● Stated goal: Copy every line from the material below that holds "marker".

⁂

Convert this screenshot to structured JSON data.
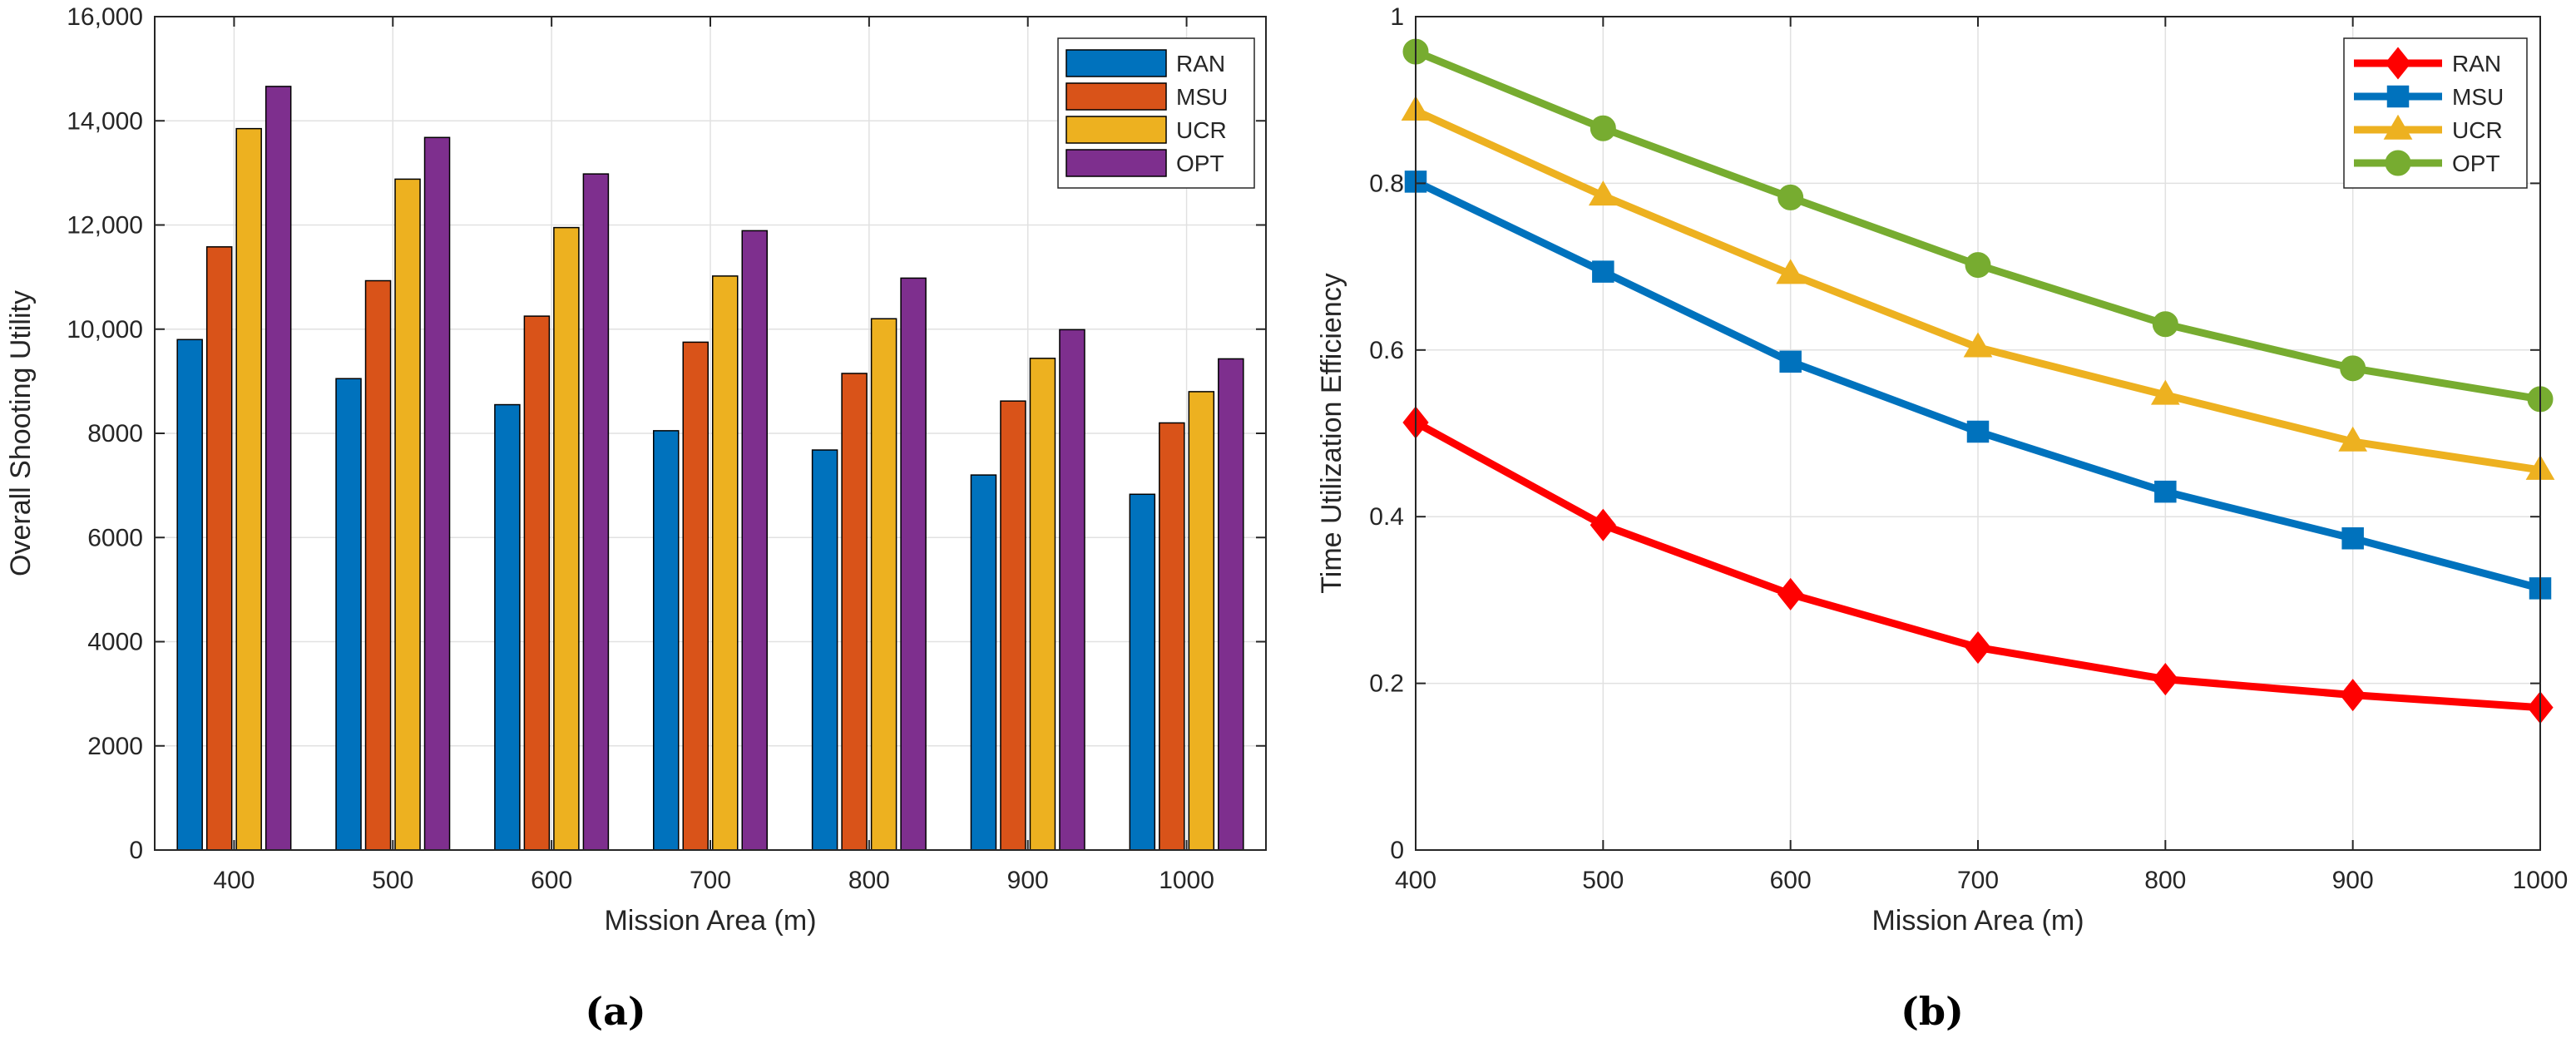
{
  "colors": {
    "RAN_bar": "#0072BD",
    "MSU_bar": "#D95319",
    "UCR_bar": "#EDB120",
    "OPT_bar": "#7E2F8E",
    "RAN_line": "#FF0000",
    "MSU_line": "#0072BD",
    "UCR_line": "#EDB120",
    "OPT_line": "#77AC30"
  },
  "chart_data": [
    {
      "type": "bar",
      "panel_caption": "(a)",
      "xlabel": "Mission Area (m)",
      "ylabel": "Overall Shooting Utility",
      "categories": [
        "400",
        "500",
        "600",
        "700",
        "800",
        "900",
        "1000"
      ],
      "ylim": [
        0,
        16000
      ],
      "yticks": [
        0,
        2000,
        4000,
        6000,
        8000,
        10000,
        12000,
        14000,
        16000
      ],
      "ytick_labels": [
        "0",
        "2000",
        "4000",
        "6000",
        "8000",
        "10,000",
        "12,000",
        "14,000",
        "16,000"
      ],
      "grid": true,
      "legend_position": "top-right",
      "series": [
        {
          "name": "RAN",
          "values": [
            9800,
            9050,
            8550,
            8050,
            7680,
            7200,
            6830
          ]
        },
        {
          "name": "MSU",
          "values": [
            11580,
            10930,
            10250,
            9750,
            9150,
            8620,
            8200
          ]
        },
        {
          "name": "UCR",
          "values": [
            13850,
            12880,
            11950,
            11020,
            10200,
            9440,
            8800
          ]
        },
        {
          "name": "OPT",
          "values": [
            14660,
            13680,
            12980,
            11890,
            10980,
            9990,
            9430
          ]
        }
      ]
    },
    {
      "type": "line",
      "panel_caption": "(b)",
      "xlabel": "Mission Area (m)",
      "ylabel": "Time Utilization Efficiency",
      "x": [
        400,
        500,
        600,
        700,
        800,
        900,
        1000
      ],
      "xlim": [
        400,
        1000
      ],
      "ylim": [
        0,
        1
      ],
      "yticks": [
        0,
        0.2,
        0.4,
        0.6,
        0.8,
        1
      ],
      "ytick_labels": [
        "0",
        "0.2",
        "0.4",
        "0.6",
        "0.8",
        "1"
      ],
      "grid": true,
      "legend_position": "top-right",
      "series": [
        {
          "name": "RAN",
          "marker": "diamond",
          "values": [
            0.513,
            0.39,
            0.307,
            0.243,
            0.205,
            0.186,
            0.171
          ]
        },
        {
          "name": "MSU",
          "marker": "square",
          "values": [
            0.802,
            0.694,
            0.586,
            0.502,
            0.43,
            0.374,
            0.314
          ]
        },
        {
          "name": "UCR",
          "marker": "triangle",
          "values": [
            0.887,
            0.785,
            0.691,
            0.603,
            0.546,
            0.49,
            0.456
          ]
        },
        {
          "name": "OPT",
          "marker": "circle",
          "values": [
            0.958,
            0.866,
            0.783,
            0.702,
            0.631,
            0.578,
            0.541
          ]
        }
      ]
    }
  ]
}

⁂

● Reply:
          "marker": "diamond",
          "marker": "square",
          "marker": "triangle",
          "marker": "circle",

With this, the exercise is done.